● **Stored entries**:
================
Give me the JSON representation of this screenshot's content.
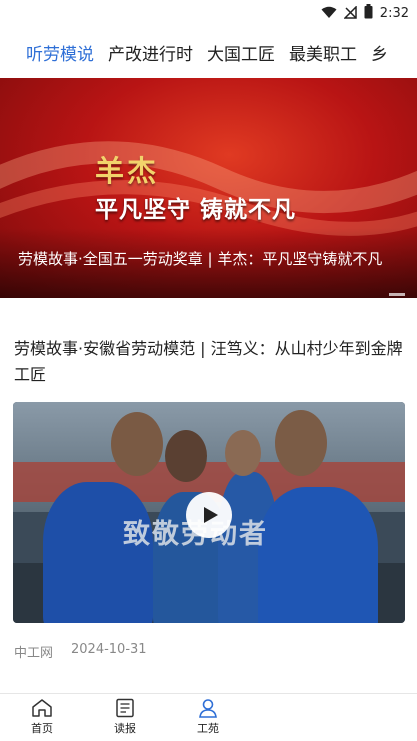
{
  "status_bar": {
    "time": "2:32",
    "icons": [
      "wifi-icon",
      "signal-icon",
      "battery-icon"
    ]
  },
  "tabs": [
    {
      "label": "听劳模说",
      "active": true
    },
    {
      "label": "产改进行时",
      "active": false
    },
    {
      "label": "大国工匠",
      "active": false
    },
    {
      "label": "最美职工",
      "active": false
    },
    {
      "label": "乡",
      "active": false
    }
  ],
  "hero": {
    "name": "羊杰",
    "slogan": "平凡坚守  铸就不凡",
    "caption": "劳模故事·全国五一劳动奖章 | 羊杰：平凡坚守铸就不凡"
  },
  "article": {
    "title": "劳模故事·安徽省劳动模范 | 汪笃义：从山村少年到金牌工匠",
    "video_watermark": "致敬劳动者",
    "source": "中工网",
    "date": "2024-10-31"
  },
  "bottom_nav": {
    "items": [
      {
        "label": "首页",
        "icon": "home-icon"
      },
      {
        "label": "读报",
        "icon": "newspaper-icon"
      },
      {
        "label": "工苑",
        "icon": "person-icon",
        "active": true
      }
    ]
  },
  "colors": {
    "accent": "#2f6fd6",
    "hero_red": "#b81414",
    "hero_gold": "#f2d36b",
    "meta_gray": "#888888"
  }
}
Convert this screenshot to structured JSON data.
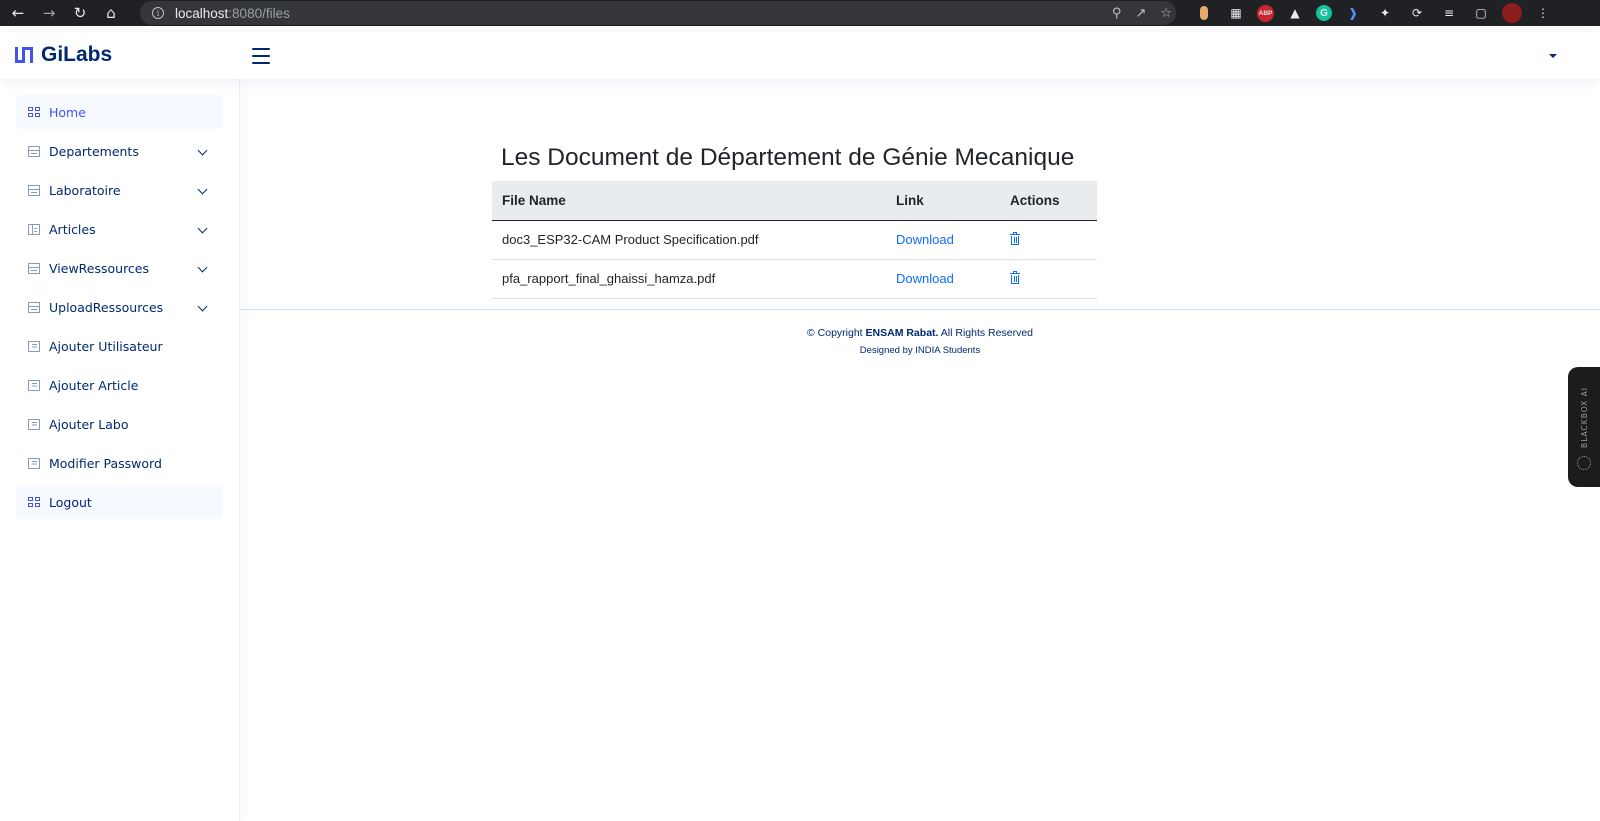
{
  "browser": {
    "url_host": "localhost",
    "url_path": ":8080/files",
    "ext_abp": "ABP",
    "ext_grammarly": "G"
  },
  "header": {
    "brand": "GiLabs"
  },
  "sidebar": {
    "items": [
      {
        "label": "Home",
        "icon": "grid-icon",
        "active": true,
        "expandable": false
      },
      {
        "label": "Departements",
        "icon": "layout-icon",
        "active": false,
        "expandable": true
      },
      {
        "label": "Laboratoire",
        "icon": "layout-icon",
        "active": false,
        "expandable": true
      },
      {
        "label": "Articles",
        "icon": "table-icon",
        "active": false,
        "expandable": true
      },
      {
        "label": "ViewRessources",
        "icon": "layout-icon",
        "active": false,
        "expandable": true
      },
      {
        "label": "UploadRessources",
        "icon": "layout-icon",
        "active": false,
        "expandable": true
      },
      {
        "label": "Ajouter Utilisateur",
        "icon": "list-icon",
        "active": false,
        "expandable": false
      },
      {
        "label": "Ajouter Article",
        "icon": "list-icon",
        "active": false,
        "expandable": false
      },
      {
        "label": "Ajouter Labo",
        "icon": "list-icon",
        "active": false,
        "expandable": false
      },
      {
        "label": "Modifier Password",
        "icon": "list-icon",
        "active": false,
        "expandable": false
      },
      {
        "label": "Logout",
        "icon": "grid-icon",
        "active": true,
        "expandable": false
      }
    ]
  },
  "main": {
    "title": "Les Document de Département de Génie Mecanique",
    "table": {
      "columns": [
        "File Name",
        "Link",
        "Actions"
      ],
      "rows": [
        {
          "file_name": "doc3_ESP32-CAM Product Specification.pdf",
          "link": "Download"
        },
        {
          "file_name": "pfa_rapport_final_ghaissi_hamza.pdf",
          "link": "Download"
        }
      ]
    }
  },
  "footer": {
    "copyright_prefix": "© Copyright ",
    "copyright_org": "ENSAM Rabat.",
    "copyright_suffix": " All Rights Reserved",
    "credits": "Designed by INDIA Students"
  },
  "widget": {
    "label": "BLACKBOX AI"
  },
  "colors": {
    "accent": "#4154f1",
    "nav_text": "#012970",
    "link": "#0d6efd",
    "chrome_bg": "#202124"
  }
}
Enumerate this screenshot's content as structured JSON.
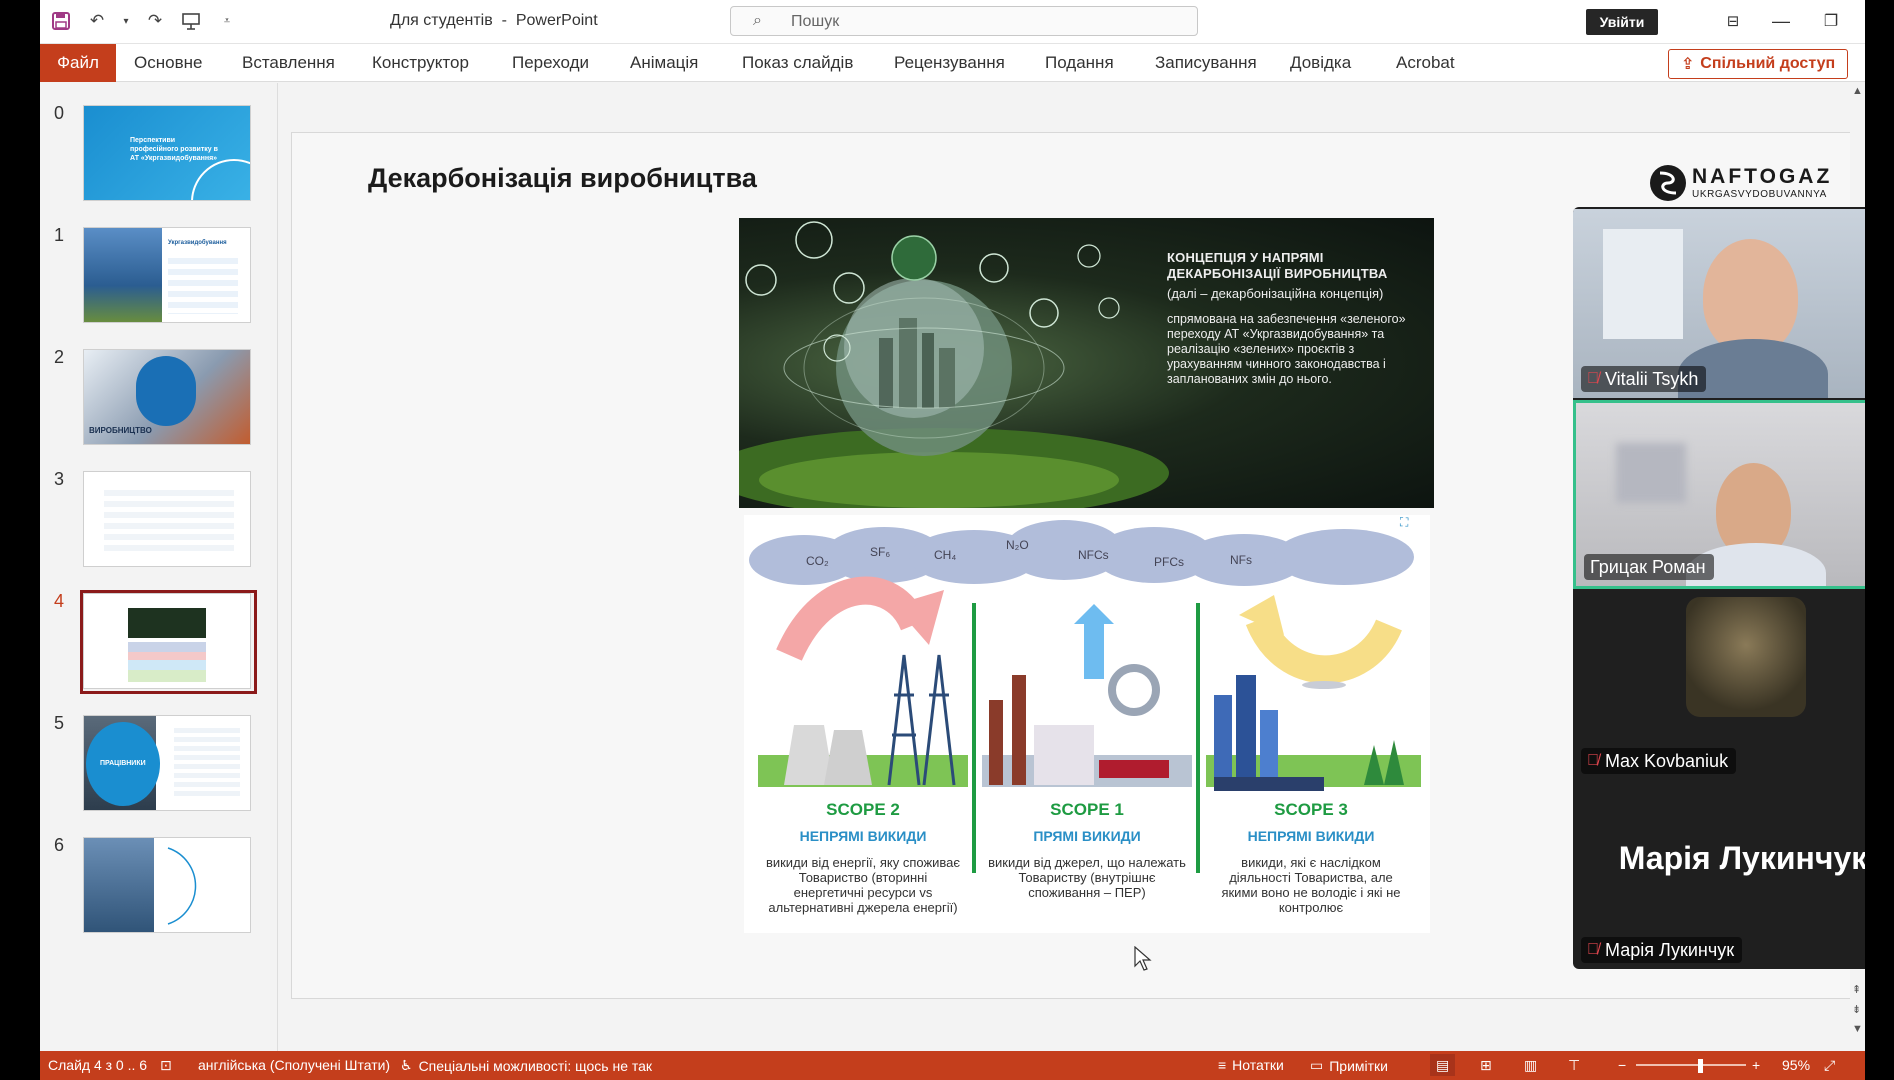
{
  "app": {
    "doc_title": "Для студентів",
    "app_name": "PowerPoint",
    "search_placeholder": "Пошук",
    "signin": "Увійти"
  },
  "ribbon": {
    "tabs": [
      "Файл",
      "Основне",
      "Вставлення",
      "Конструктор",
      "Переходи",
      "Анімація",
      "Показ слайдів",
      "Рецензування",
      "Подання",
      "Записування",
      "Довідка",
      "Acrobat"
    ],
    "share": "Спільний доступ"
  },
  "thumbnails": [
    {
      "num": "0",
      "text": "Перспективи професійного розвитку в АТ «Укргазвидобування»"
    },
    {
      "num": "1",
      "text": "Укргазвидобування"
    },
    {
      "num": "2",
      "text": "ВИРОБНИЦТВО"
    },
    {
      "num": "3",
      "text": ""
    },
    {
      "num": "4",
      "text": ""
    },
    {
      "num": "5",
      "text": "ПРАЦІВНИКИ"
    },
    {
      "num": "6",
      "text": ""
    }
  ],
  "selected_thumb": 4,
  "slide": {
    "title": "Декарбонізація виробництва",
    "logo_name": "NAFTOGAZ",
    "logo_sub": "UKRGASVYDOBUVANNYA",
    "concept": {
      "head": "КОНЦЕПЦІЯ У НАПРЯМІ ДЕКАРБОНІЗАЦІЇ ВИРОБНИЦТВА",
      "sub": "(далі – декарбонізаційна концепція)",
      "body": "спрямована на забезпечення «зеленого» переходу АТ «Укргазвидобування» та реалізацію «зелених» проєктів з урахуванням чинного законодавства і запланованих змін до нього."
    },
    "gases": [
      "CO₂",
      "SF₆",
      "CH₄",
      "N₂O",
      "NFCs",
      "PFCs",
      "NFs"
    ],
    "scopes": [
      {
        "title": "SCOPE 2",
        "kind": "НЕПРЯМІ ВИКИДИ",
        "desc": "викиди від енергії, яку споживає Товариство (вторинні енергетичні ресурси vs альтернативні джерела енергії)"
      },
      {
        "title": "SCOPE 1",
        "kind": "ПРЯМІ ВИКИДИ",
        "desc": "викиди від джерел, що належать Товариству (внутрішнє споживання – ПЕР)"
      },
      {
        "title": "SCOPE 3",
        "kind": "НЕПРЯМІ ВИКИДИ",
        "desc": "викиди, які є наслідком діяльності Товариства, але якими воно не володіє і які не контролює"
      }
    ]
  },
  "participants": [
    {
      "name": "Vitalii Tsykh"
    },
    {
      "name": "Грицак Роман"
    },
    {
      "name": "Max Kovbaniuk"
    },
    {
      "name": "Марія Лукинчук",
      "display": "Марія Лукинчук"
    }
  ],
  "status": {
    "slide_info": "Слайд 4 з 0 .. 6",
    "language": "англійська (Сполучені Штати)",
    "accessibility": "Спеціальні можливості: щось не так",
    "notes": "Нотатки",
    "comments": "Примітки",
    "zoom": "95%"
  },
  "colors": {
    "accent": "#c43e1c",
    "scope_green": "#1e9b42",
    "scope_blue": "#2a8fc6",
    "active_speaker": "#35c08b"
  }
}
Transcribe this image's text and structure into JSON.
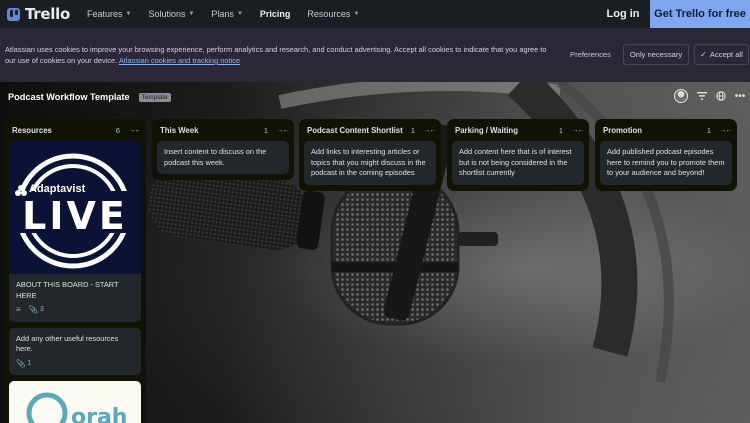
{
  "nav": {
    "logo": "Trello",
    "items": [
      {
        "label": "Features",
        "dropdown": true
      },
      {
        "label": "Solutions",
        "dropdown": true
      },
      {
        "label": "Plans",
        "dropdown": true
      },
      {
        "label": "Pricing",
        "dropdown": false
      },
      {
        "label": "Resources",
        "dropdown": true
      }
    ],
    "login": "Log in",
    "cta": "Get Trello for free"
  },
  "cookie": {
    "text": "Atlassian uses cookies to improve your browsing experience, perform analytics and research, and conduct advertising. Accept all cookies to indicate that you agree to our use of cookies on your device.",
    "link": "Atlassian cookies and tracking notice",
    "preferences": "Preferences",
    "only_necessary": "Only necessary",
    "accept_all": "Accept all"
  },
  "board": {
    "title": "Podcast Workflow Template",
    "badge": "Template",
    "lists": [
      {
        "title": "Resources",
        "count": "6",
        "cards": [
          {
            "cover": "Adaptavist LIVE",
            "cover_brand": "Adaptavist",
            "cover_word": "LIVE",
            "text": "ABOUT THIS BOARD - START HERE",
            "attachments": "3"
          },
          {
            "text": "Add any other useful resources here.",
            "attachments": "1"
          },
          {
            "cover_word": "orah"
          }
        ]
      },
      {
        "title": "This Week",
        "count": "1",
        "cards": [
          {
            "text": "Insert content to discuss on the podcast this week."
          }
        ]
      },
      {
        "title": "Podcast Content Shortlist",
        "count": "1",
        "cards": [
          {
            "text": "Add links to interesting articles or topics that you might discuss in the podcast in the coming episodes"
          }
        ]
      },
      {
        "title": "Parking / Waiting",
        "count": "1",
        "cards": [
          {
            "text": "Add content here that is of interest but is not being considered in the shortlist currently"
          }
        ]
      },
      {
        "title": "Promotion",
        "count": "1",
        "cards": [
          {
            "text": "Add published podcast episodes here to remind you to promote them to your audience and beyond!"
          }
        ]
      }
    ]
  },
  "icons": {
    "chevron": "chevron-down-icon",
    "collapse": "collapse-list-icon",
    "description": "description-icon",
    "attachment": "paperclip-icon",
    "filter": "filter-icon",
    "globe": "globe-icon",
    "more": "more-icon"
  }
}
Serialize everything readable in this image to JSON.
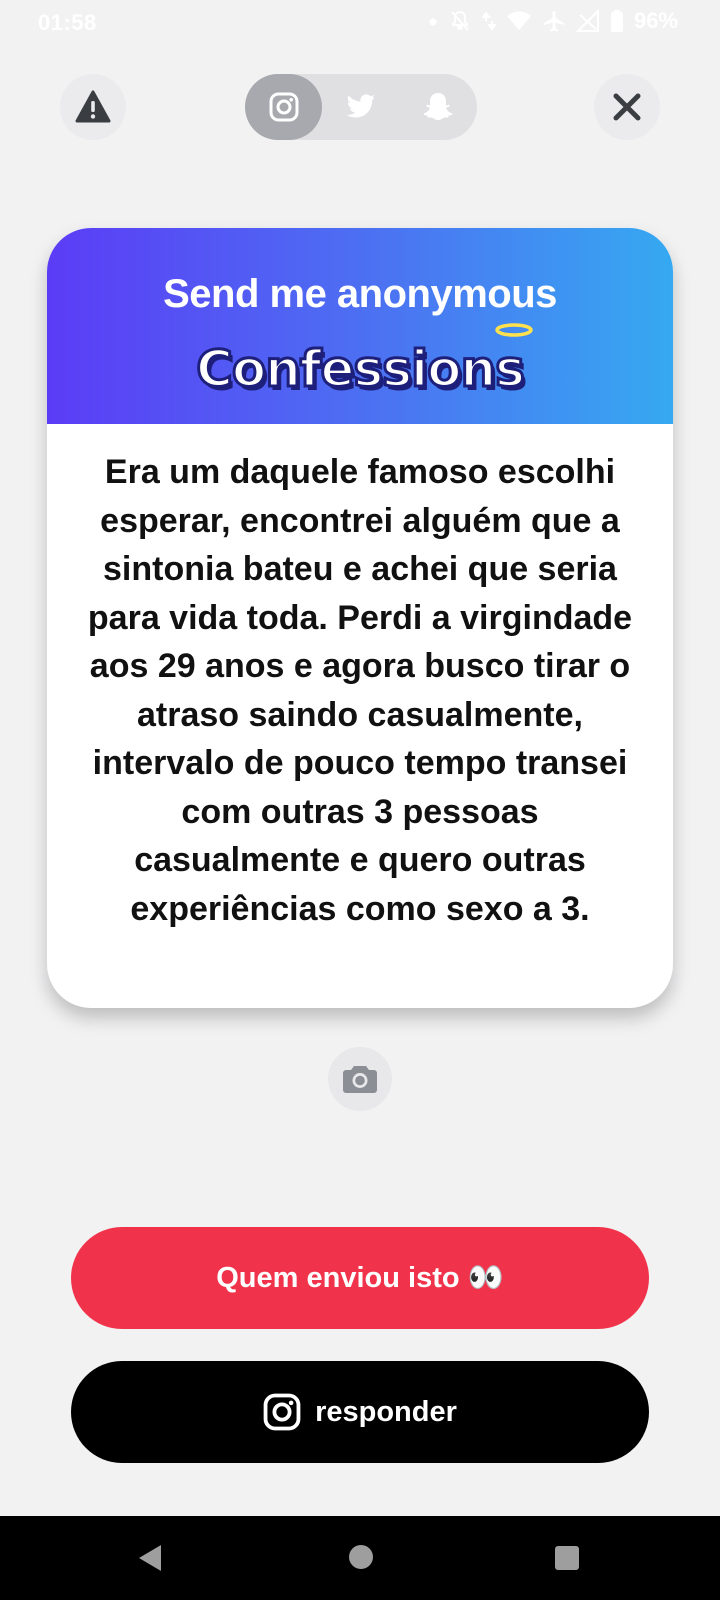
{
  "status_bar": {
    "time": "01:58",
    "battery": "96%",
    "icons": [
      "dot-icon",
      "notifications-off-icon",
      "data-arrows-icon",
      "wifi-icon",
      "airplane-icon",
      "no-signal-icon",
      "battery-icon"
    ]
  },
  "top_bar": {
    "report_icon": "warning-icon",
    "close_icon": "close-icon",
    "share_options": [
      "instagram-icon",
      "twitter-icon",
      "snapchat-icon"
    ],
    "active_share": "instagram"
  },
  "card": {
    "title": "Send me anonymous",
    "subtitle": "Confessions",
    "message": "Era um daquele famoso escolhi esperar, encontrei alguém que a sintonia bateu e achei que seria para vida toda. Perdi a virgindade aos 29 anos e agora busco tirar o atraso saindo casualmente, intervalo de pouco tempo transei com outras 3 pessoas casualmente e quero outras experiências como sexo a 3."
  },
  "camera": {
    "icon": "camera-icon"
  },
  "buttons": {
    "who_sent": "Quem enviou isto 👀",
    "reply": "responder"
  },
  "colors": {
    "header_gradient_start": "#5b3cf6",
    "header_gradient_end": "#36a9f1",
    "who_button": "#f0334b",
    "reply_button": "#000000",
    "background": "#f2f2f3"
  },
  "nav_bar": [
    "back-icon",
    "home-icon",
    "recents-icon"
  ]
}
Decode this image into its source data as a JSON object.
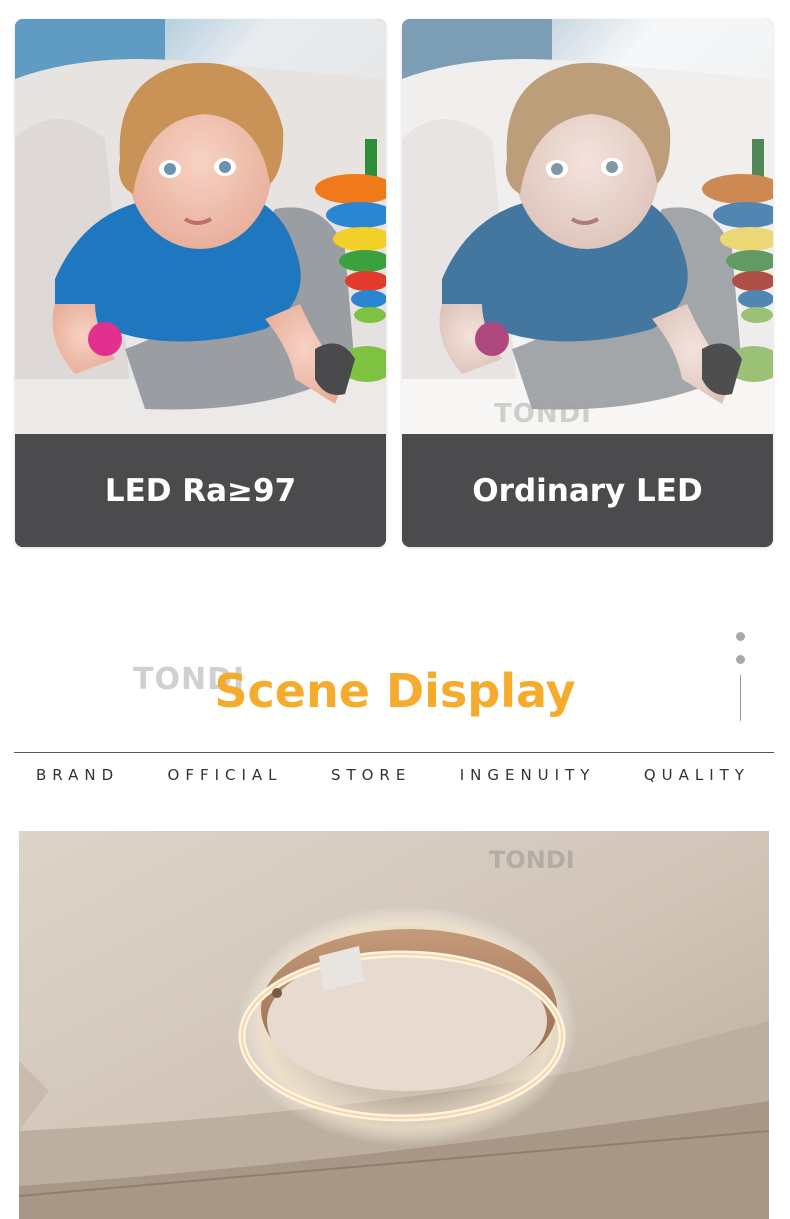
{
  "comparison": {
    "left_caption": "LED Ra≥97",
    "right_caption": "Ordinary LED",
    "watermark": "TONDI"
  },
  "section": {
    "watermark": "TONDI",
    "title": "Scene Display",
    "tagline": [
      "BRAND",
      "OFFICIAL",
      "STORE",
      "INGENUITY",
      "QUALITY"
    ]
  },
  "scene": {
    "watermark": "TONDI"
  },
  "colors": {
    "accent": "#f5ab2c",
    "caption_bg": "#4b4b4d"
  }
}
================
● **Exercise aim**: Work out how many lines of the data hold the string "劳模故事". Reply with that number alone.

● **The completed task**: 2